INSTRUCTIONS FOR THE TASK >>
Set down the material once more, exactly as it appears.

MATERIAL SHOWN >>

--- --- ---

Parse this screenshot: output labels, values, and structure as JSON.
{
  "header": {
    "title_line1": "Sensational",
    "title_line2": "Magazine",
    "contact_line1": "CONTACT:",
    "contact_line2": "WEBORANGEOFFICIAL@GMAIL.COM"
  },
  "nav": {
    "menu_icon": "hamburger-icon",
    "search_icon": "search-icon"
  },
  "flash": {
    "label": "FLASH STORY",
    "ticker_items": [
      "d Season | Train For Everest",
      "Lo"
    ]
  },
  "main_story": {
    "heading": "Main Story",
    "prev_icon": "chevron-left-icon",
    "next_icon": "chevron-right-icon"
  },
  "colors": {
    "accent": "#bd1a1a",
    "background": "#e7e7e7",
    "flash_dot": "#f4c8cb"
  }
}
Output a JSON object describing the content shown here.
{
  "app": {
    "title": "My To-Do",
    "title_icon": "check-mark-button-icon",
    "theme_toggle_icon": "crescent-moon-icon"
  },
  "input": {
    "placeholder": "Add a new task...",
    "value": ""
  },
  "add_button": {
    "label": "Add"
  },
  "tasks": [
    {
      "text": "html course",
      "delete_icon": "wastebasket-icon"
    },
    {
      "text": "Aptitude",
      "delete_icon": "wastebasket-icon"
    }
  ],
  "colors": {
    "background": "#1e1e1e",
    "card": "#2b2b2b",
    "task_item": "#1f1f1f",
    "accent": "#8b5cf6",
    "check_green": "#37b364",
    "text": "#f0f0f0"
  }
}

--- --- ---

SOLVED EXERCISE >>
Parse this screenshot: output labels, values, and structure as JSON.
{
  "header": {
    "title_line1": "Sensational",
    "title_line2": "Magazine",
    "contact_line1": "CONTACT:",
    "contact_line2": "WEBORANGEOFFICIAL@GMAIL.COM"
  },
  "nav": {
    "menu_icon": "hamburger-icon",
    "search_icon": "search-icon"
  },
  "flash": {
    "label": "FLASH STORY",
    "ticker_items": [
      "d Season | Train For Everest",
      "Lo"
    ]
  },
  "main_story": {
    "heading": "Main Story",
    "prev_icon": "chevron-left-icon",
    "next_icon": "chevron-right-icon"
  },
  "colors": {
    "accent": "#bd1a1a",
    "background": "#e7e7e7",
    "flash_dot": "#f4c8cb"
  }
}
Output a JSON object describing the content shown here.
{
  "app": {
    "title": "My To-Do",
    "title_icon": "check-mark-button-icon",
    "theme_toggle_icon": "crescent-moon-icon"
  },
  "input": {
    "placeholder": "Add a new task...",
    "value": ""
  },
  "add_button": {
    "label": "Add"
  },
  "tasks": [
    {
      "text": "html course",
      "delete_icon": "wastebasket-icon"
    },
    {
      "text": "Aptitude",
      "delete_icon": "wastebasket-icon"
    }
  ],
  "colors": {
    "background": "#1e1e1e",
    "card": "#2b2b2b",
    "task_item": "#1f1f1f",
    "accent": "#8b5cf6",
    "check_green": "#37b364",
    "text": "#f0f0f0"
  }
}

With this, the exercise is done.